Data excerpts =
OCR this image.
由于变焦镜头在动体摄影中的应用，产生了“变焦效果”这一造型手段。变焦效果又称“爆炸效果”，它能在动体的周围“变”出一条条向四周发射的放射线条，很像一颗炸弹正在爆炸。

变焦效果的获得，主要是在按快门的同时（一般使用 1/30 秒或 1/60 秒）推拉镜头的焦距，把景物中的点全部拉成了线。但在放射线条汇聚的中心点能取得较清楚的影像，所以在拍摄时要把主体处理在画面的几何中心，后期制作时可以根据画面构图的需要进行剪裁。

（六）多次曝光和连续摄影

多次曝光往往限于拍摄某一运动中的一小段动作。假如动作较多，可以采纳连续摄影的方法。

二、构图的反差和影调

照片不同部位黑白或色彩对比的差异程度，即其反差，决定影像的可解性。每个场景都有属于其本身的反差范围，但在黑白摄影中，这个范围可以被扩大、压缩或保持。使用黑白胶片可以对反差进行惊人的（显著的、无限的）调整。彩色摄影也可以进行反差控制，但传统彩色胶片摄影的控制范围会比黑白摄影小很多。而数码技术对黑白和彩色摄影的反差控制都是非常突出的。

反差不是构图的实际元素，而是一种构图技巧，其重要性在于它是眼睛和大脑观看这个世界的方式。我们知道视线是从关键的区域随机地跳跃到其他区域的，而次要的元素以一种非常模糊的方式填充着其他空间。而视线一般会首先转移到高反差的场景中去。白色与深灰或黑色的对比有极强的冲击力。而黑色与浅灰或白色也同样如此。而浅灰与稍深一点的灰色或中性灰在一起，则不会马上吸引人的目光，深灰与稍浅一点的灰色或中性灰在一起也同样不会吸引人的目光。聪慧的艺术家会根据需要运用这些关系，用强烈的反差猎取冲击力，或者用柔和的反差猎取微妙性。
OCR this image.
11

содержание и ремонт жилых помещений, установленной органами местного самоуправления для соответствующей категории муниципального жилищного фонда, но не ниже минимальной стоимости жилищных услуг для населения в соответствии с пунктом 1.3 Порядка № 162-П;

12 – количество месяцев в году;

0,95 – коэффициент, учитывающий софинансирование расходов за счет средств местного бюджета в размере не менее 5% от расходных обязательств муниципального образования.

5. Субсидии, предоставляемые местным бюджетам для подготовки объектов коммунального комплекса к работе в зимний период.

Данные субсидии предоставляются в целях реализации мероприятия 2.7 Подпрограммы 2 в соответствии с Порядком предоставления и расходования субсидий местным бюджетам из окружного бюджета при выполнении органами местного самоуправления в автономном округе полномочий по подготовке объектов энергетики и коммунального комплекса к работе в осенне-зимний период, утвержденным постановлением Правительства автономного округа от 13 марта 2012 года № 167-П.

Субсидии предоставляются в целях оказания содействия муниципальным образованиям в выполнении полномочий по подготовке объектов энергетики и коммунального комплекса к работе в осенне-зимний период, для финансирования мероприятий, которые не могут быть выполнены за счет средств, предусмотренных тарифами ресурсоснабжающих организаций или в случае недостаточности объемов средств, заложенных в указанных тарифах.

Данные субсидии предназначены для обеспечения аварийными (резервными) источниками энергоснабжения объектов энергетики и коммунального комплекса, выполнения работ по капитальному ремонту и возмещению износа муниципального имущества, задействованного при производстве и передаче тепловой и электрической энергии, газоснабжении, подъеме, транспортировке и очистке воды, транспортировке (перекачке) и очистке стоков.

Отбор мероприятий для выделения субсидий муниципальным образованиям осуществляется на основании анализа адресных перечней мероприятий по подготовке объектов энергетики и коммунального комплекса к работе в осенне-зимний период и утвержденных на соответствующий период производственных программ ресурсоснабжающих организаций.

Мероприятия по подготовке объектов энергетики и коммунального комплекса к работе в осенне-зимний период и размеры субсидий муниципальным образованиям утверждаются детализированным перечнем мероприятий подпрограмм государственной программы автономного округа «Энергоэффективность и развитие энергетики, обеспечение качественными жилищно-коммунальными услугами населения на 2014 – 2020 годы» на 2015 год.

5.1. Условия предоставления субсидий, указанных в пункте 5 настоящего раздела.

PROBLEM TO SOLVE = Pick out, from the lines above, every one that contains the string "соответствии".

CORRECT RESPONSE =
содержание и ремонт жилых помещений, установленной органами местного самоуправления для соответствующей категории муниципального жилищного фонда, но не ниже минимальной стоимости жилищных услуг для населения в соответствии с пунктом 1.3 Порядка № 162-П;
Данные субсидии предоставляются в целях реализации мероприятия 2.7 Подпрограммы 2 в соответствии с Порядком предоставления и расходования субсидий местным бюджетам из окружного бюджета при выполнении органами местного самоуправления в автономном округе полномочий по подготовке объектов энергетики и коммунального комплекса к работе в осенне-зимний период, утвержденным постановлением Правительства автономного округа от 13 марта 2012 года № 167-П.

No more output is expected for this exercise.